[Dataset excerpt]
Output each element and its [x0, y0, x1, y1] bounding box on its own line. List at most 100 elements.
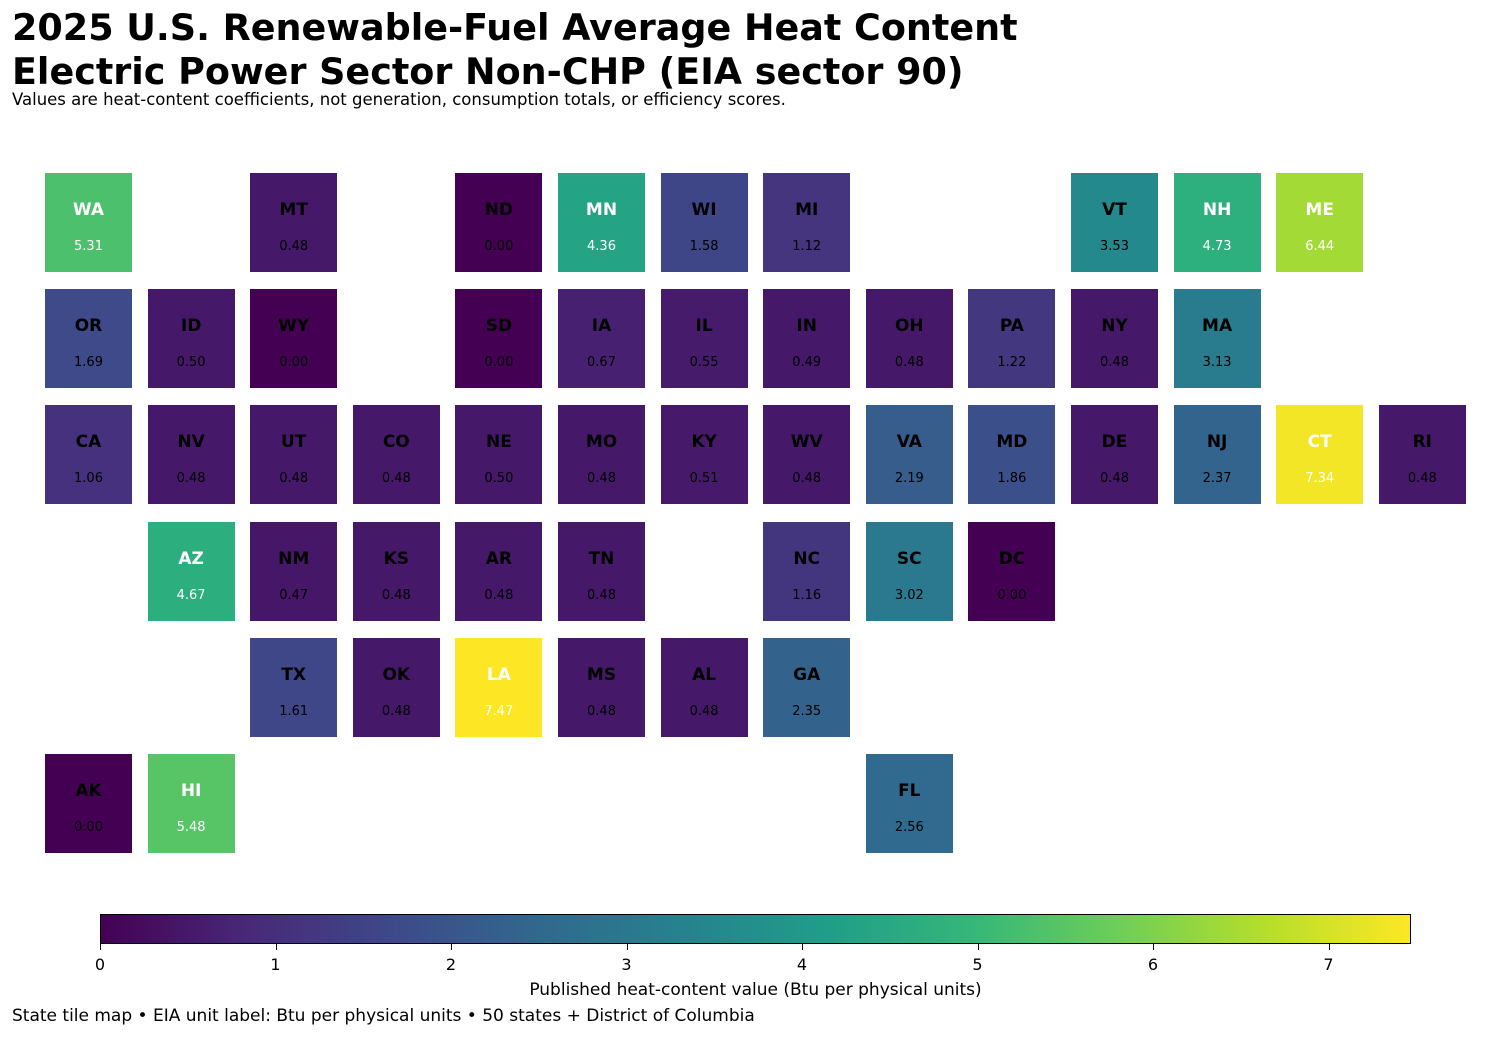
state-value: 0.48 — [484, 587, 514, 603]
state-value: 0.48 — [894, 355, 924, 371]
state-value: 0.48 — [279, 471, 309, 487]
state-value: 0.55 — [689, 355, 719, 371]
state-value: 6.44 — [1305, 239, 1335, 254]
state-tile-ia: IA 0.67 — [558, 289, 645, 389]
state-tile-ma: MA 3.13 — [1173, 289, 1261, 389]
state-tile-va: VA 2.19 — [865, 405, 953, 505]
state-value: 0.48 — [587, 703, 616, 719]
chart-title-line-2: Electric Power Sector Non-CHP (EIA secto… — [12, 50, 964, 93]
state-tile-hi: HI 5.48 — [147, 754, 235, 853]
state-value: 0.67 — [587, 355, 616, 371]
state-value: 4.67 — [176, 587, 206, 603]
state-value: 1.12 — [792, 239, 822, 254]
colorbar-tick — [100, 944, 101, 950]
state-abbr: MN — [585, 200, 618, 220]
state-abbr: VA — [896, 432, 922, 453]
state-abbr: SC — [896, 548, 922, 569]
state-abbr: WI — [691, 200, 717, 220]
state-abbr: CT — [1307, 432, 1332, 453]
state-value: 5.48 — [176, 820, 206, 835]
state-abbr: ND — [484, 200, 514, 220]
state-value: 1.22 — [997, 355, 1027, 371]
state-abbr: NC — [793, 548, 821, 569]
state-tile-co: CO 0.48 — [352, 405, 440, 505]
state-value: 1.69 — [74, 355, 103, 371]
state-value: 0.00 — [484, 239, 514, 254]
state-abbr: KY — [691, 432, 717, 453]
state-tile-ne: NE 0.50 — [455, 405, 543, 505]
chart-title-line-1: 2025 U.S. Renewable-Fuel Average Heat Co… — [12, 6, 1018, 49]
state-abbr: VT — [1102, 200, 1127, 220]
state-value: 2.35 — [792, 703, 822, 719]
colorbar-tick-label: 1 — [270, 955, 281, 974]
state-abbr: AK — [75, 781, 102, 801]
state-value: 1.16 — [792, 587, 822, 603]
state-abbr: GA — [793, 664, 821, 685]
colorbar-tick-label: 6 — [1147, 955, 1159, 974]
state-abbr: AR — [485, 548, 513, 569]
state-tile-nc: NC 1.16 — [763, 521, 851, 621]
colorbar-tick — [275, 944, 277, 950]
state-value: 0.50 — [484, 471, 514, 487]
state-tile-ky: KY 0.51 — [660, 405, 748, 505]
state-abbr: PA — [999, 316, 1024, 337]
state-abbr: NM — [278, 548, 310, 569]
state-tile-sd: SD 0.00 — [455, 289, 543, 389]
state-abbr: MA — [1202, 316, 1233, 337]
state-value: 0.48 — [792, 471, 822, 487]
state-abbr: OK — [382, 664, 411, 685]
state-abbr: CO — [382, 432, 410, 453]
state-abbr: KS — [383, 548, 409, 569]
state-tile-ca: CA 1.06 — [45, 405, 132, 505]
state-tile-tn: TN 0.48 — [558, 521, 645, 621]
colorbar-tick — [1153, 944, 1154, 950]
state-value: 0.48 — [279, 239, 309, 254]
state-tile-ak: AK 0.00 — [45, 754, 132, 853]
state-abbr: UT — [280, 432, 307, 453]
colorbar-tick-label: 2 — [445, 955, 457, 974]
state-abbr: MI — [795, 200, 819, 220]
state-value: 2.56 — [894, 820, 924, 835]
state-tile-nh: NH 4.73 — [1173, 173, 1261, 272]
state-tile-al: AL 0.48 — [660, 637, 748, 737]
state-value: 0.00 — [484, 355, 514, 371]
state-value: 1.06 — [74, 471, 103, 487]
state-tile-il: IL 0.55 — [660, 289, 748, 389]
state-abbr: MS — [586, 664, 617, 685]
colorbar-tick — [1328, 944, 1330, 950]
state-abbr: AZ — [178, 548, 204, 569]
state-tile-me: ME 6.44 — [1276, 173, 1364, 272]
state-abbr: OH — [894, 316, 924, 337]
state-tile-mn: MN 4.36 — [558, 173, 645, 272]
state-tile-ar: AR 0.48 — [455, 521, 543, 621]
chart-title: 2025 U.S. Renewable-Fuel Average Heat Co… — [12, 6, 1018, 94]
state-value: 3.13 — [1202, 355, 1232, 371]
colorbar-label: Published heat-content value (Btu per ph… — [529, 980, 982, 1000]
state-tile-nj: NJ 2.37 — [1173, 405, 1261, 505]
state-abbr: ID — [180, 316, 202, 337]
state-value: 7.47 — [484, 703, 514, 719]
colorbar-tick — [451, 944, 452, 950]
state-value: 0.48 — [381, 703, 411, 719]
state-tile-de: DE 0.48 — [1071, 405, 1158, 505]
state-tile-or: OR 1.69 — [45, 289, 132, 389]
state-abbr: FL — [898, 781, 921, 801]
state-tile-in: IN 0.49 — [763, 289, 851, 389]
state-value: 7.34 — [1305, 471, 1335, 487]
colorbar-gradient — [100, 914, 1411, 944]
state-tile-fl: FL 2.56 — [865, 754, 953, 853]
state-value: 0.48 — [1100, 355, 1129, 371]
state-value: 4.36 — [587, 239, 616, 254]
state-tile-oh: OH 0.48 — [865, 289, 953, 389]
state-abbr: TN — [588, 548, 615, 569]
state-tile-id: ID 0.50 — [147, 289, 235, 389]
state-abbr: RI — [1412, 432, 1432, 453]
colorbar-tick — [626, 944, 628, 950]
state-abbr: WV — [790, 432, 823, 453]
state-abbr: IN — [796, 316, 817, 337]
state-abbr: OR — [74, 316, 103, 337]
state-tile-md: MD 1.86 — [968, 405, 1056, 505]
state-tile-ks: KS 0.48 — [352, 521, 440, 621]
state-abbr: NH — [1202, 200, 1232, 220]
state-value: 2.19 — [894, 471, 924, 487]
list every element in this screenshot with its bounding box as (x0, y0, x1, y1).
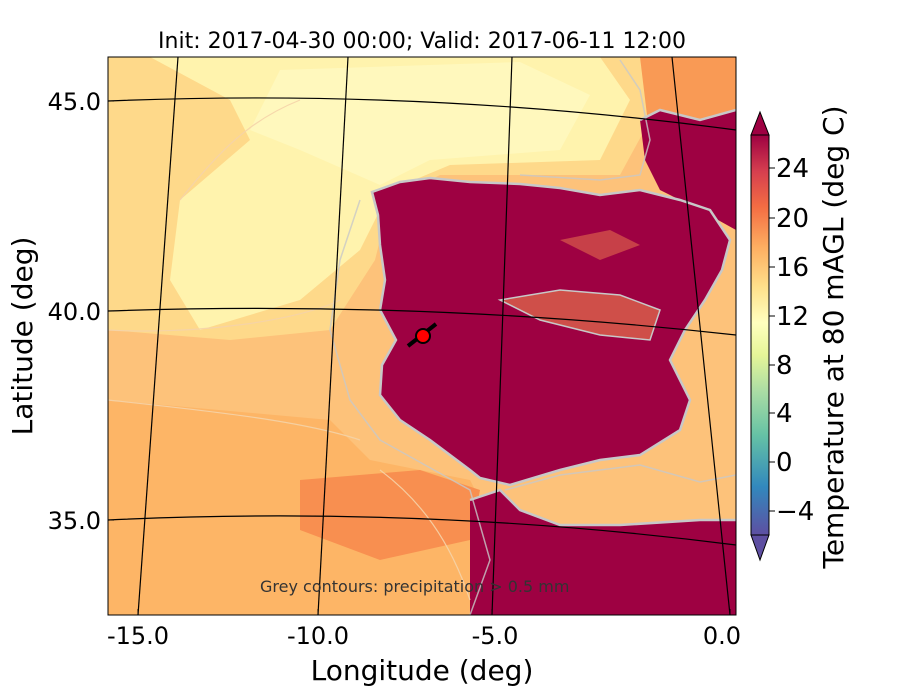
colorbar: 24 20 16 12 8 4 0 −4 Temperature at 80 m… (750, 105, 850, 570)
map-title: Init: 2017-04-30 00:00; Valid: 2017-06-1… (158, 29, 686, 54)
colorbar-top-arrow (750, 110, 770, 136)
x-tick-minus10: -10.0 (287, 622, 349, 650)
colorbar-tick-20: 20 (776, 204, 809, 234)
colorbar-scale (750, 134, 770, 536)
colorbar-tick-16: 16 (776, 253, 809, 283)
colorbar-bottom-arrow (750, 534, 770, 562)
y-tick-40: 40.0 (48, 298, 101, 326)
x-tick-0: 0.0 (703, 622, 741, 650)
x-tick-minus5: -5.0 (472, 622, 519, 650)
x-tick-minus15: -15.0 (107, 622, 169, 650)
graticule (108, 57, 736, 615)
map-note: Grey contours: precipitation > 0.5 mm (260, 577, 569, 596)
x-axis-label: Longitude (deg) (311, 654, 534, 687)
colorbar-tick-24: 24 (776, 154, 809, 184)
africa-land (470, 490, 736, 615)
y-axis: 45.0 40.0 35.0 (48, 88, 114, 535)
y-axis-label: Latitude (deg) (6, 237, 39, 436)
colorbar-tick-4: 4 (776, 399, 793, 429)
y-tick-35: 35.0 (48, 507, 101, 535)
red-circle-marker (415, 328, 431, 344)
sea-warm-region (108, 400, 490, 615)
precipitation-contours (329, 59, 736, 615)
map-area: Grey contours: precipitation > 0.5 mm (108, 57, 736, 615)
location-marker (406, 322, 438, 348)
iberia-land (372, 178, 730, 485)
colorbar-tick-8: 8 (776, 351, 793, 381)
y-tick-45: 45.0 (48, 88, 101, 116)
colorbar-tick-12: 12 (776, 302, 809, 332)
colorbar-tick-0: 0 (776, 448, 793, 478)
colorbar-label: Temperature at 80 mAGL (deg C) (817, 105, 850, 569)
colorbar-tick-minus4: −4 (776, 497, 814, 527)
map-frame (107, 56, 737, 616)
x-axis: -15.0 -10.0 -5.0 0.0 (107, 609, 741, 650)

**Brief:**
Switch "state-abbr" to "state-code" in the lines between the one holding "state-value: 0.48 — [484, 587, 514, 603]" and the one holding "state-tile-ne: NE 0.50 — [455, 405, 543, 505]", inclusive, and return only those lines with nothing else changed.

**Exercise solution:**
state-value: 0.48 — [484, 587, 514, 603]
state-value: 0.48 — [894, 355, 924, 371]
state-value: 0.48 — [279, 471, 309, 487]
state-value: 0.55 — [689, 355, 719, 371]
state-value: 6.44 — [1305, 239, 1335, 254]
state-tile-ia: IA 0.67 — [558, 289, 645, 389]
state-tile-ma: MA 3.13 — [1173, 289, 1261, 389]
state-tile-va: VA 2.19 — [865, 405, 953, 505]
state-value: 0.48 — [587, 703, 616, 719]
chart-title-line-2: Electric Power Sector Non-CHP (EIA secto… — [12, 50, 964, 93]
state-tile-hi: HI 5.48 — [147, 754, 235, 853]
state-value: 0.67 — [587, 355, 616, 371]
state-value: 4.67 — [176, 587, 206, 603]
state-value: 1.12 — [792, 239, 822, 254]
colorbar-tick — [100, 944, 101, 950]
state-code: MN — [585, 200, 618, 220]
state-code: VA — [896, 432, 922, 453]
state-code: SC — [896, 548, 922, 569]
state-code: WI — [691, 200, 717, 220]
state-code: CT — [1307, 432, 1332, 453]
state-value: 5.48 — [176, 820, 206, 835]
state-code: ND — [484, 200, 514, 220]
state-value: 1.22 — [997, 355, 1027, 371]
state-code: NC — [793, 548, 821, 569]
state-tile-co: CO 0.48 — [352, 405, 440, 505]
state-value: 1.69 — [74, 355, 103, 371]
state-value: 0.00 — [484, 239, 514, 254]
state-code: KY — [691, 432, 717, 453]
state-tile-ne: NE 0.50 — [455, 405, 543, 505]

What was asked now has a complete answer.